● **What the exercise asks**:
Starting with the line in the records that contains "22, 388, 45]" and going on through the line that contains "251, 66, 275]", render those lines as a JSON list of strings, one string per line. Leave out any blank lines.

##### Data provided #####

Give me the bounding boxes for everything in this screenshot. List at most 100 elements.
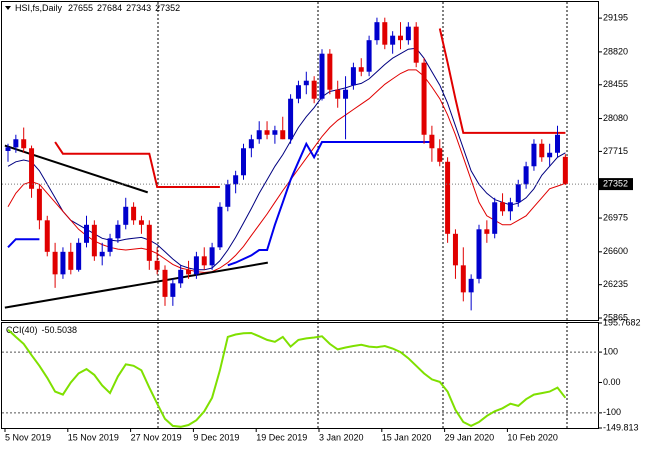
candle-body	[382, 22, 388, 45]
y-tick-label: 27715	[603, 146, 628, 156]
x-tick-label: 15 Jan 2020	[382, 432, 432, 442]
candle-body	[280, 130, 286, 140]
price-box	[599, 178, 633, 191]
candle-body	[460, 265, 466, 293]
x-tick-label: 15 Nov 2019	[68, 432, 119, 442]
candle-body	[264, 130, 270, 135]
candle-body	[60, 251, 66, 275]
candle-body	[68, 251, 74, 270]
candle-body	[52, 251, 58, 275]
cci-header: CCI(40) -50.5038	[6, 325, 77, 335]
candle-body	[468, 278, 474, 293]
candle-body	[429, 134, 435, 149]
candle-body	[146, 224, 152, 261]
symbol: HSI,fs,Daily	[15, 3, 63, 13]
x-tick-label: 19 Dec 2019	[256, 432, 307, 442]
candle-body	[492, 202, 498, 234]
x-tick-label: 27 Nov 2019	[131, 432, 182, 442]
candle-body	[107, 238, 113, 252]
open: 27655	[68, 3, 93, 13]
y-tick-label: 28455	[603, 79, 628, 89]
y-tick-label: 100	[603, 346, 618, 356]
price-label: 27352	[603, 178, 628, 188]
candle-body	[162, 269, 168, 297]
candle-body	[445, 161, 451, 234]
candle-body	[350, 67, 356, 86]
candle-body	[500, 202, 506, 212]
candle-body	[476, 229, 482, 279]
candle-body	[319, 53, 325, 99]
candle-body	[123, 206, 129, 225]
candle-body	[209, 247, 215, 266]
y-tick-label: 0.00	[603, 377, 621, 387]
x-tick-label: 5 Nov 2019	[5, 432, 51, 442]
candle-body	[76, 242, 82, 270]
x-tick-label: 3 Jan 2020	[319, 432, 364, 442]
candle-body	[115, 224, 121, 239]
candle-body	[295, 85, 301, 99]
candle-body	[437, 148, 443, 162]
y-tick-label: -100	[603, 407, 621, 417]
trendline	[4, 261, 269, 309]
candle-body	[99, 251, 105, 257]
candle-body	[21, 139, 27, 149]
candle-body	[217, 206, 223, 248]
cci-line	[7, 328, 567, 428]
candle-body	[303, 80, 309, 86]
candle-body	[256, 130, 262, 140]
candle-body	[272, 130, 278, 135]
main-frame	[1, 1, 599, 321]
cci-frame	[1, 322, 599, 429]
y-tick-label: 29195	[603, 12, 628, 22]
indicator-line	[7, 141, 432, 267]
candle-body	[398, 35, 403, 41]
candle-body	[201, 256, 207, 266]
candle-body	[358, 67, 364, 72]
candle-body	[327, 53, 333, 90]
candle-body	[366, 40, 372, 72]
candle-body	[311, 80, 317, 99]
candle-body	[390, 35, 396, 45]
candle-body	[36, 188, 42, 221]
indicator-line	[7, 47, 566, 271]
cci-title: CCI(40)	[6, 325, 38, 335]
candle-body	[91, 224, 97, 257]
high: 27684	[97, 3, 122, 13]
menu-arrow	[5, 6, 11, 10]
candle-body	[531, 143, 537, 167]
candle-body	[186, 269, 192, 275]
candle-body	[154, 260, 160, 270]
x-tick-label: 29 Jan 2020	[445, 432, 495, 442]
candle-body	[84, 224, 89, 243]
candle-body	[178, 269, 184, 284]
close: 27352	[155, 3, 180, 13]
candle-body	[335, 89, 341, 99]
candle-body	[343, 89, 349, 99]
y-tick-label: 26600	[603, 246, 628, 256]
y-tick-label: 26235	[603, 279, 628, 289]
candle-body	[233, 175, 239, 185]
candle-body	[193, 256, 199, 275]
y-tick-label: 28820	[603, 46, 628, 56]
candle-body	[170, 283, 176, 297]
y-tick-label: -149.813	[603, 422, 639, 432]
candle-body	[248, 139, 254, 149]
candle-body	[138, 220, 144, 225]
candle-body	[562, 156, 568, 185]
candle-body	[523, 166, 529, 185]
x-tick-label: 9 Dec 2019	[193, 432, 239, 442]
candle-body	[547, 152, 553, 158]
separators	[157, 2, 568, 428]
candle-body	[413, 26, 419, 63]
indicator-line	[7, 69, 566, 274]
candle-body	[507, 202, 513, 212]
candle-body	[484, 229, 490, 234]
main-header: HSI,fs,Daily 27655 27684 27343 27352	[15, 3, 180, 13]
cci-value: -50.5038	[42, 325, 78, 335]
candle-body	[555, 134, 560, 153]
candle-body	[29, 148, 35, 189]
candle-body	[5, 147, 11, 151]
y-tick-label: 195.7682	[603, 317, 641, 327]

#####

● **Response below**:
[
  "candle-body\t[382, 22, 388, 45]",
  "y-tick-label: 27715\t[603, 146, 628, 156]",
  "x-tick-label: 15 Jan 2020\t[382, 432, 432, 442]",
  "candle-body\t[280, 130, 286, 140]",
  "price-box\t[599, 178, 633, 191]",
  "candle-body\t[460, 265, 466, 293]",
  "x-tick-label: 15 Nov 2019\t[68, 432, 119, 442]",
  "candle-body\t[264, 130, 270, 135]",
  "candle-body\t[60, 251, 66, 275]"
]